(Dataset entries)
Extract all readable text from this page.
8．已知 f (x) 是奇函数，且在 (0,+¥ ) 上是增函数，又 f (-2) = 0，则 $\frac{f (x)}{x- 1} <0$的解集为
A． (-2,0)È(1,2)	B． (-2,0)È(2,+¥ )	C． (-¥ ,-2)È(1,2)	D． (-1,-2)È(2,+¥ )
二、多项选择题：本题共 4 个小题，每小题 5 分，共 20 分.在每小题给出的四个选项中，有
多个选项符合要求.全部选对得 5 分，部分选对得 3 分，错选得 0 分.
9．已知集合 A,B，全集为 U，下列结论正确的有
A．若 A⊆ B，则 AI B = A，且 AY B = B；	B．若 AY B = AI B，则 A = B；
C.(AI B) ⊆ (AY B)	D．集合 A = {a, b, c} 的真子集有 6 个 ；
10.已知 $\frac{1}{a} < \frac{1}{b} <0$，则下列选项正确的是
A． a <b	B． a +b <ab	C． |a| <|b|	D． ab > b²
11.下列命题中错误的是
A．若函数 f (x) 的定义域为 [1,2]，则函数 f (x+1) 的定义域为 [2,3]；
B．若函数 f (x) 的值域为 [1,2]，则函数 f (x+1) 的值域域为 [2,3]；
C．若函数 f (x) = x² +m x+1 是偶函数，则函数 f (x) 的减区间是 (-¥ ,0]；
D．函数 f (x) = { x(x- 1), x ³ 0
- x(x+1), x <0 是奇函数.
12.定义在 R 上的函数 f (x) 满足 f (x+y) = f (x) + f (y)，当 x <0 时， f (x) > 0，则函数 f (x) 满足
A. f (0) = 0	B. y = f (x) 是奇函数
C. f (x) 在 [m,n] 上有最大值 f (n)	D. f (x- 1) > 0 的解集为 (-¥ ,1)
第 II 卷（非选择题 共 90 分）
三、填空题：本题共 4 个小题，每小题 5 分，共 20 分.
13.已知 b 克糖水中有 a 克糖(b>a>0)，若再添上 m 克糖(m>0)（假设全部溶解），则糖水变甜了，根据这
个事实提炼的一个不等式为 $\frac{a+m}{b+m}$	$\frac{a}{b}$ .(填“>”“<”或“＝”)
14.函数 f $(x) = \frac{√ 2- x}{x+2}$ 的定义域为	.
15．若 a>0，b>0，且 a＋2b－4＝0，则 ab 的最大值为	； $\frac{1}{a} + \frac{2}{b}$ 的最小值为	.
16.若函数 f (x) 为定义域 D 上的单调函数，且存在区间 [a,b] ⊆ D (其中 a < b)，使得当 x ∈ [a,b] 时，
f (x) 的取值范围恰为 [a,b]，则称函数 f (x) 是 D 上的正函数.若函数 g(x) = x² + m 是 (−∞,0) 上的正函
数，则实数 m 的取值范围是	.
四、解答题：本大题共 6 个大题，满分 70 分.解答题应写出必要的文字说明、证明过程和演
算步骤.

▶ [TASK DETAILS]
Using the listing above, pick out each line that contains the word "frac", then copy it.

▶ [RESULT OF THE TASK]
8．已知 f (x) 是奇函数，且在 (0,+¥ ) 上是增函数，又 f (-2) = 0，则 $\frac{f (x)}{x- 1} <0$的解集为
10.已知 $\frac{1}{a} < \frac{1}{b} <0$，则下列选项正确的是
个事实提炼的一个不等式为 $\frac{a+m}{b+m}$	$\frac{a}{b}$ .(填“>”“<”或“＝”)
14.函数 f $(x) = \frac{√ 2- x}{x+2}$ 的定义域为	.
15．若 a>0，b>0，且 a＋2b－4＝0，则 ab 的最大值为	； $\frac{1}{a} + \frac{2}{b}$ 的最小值为	.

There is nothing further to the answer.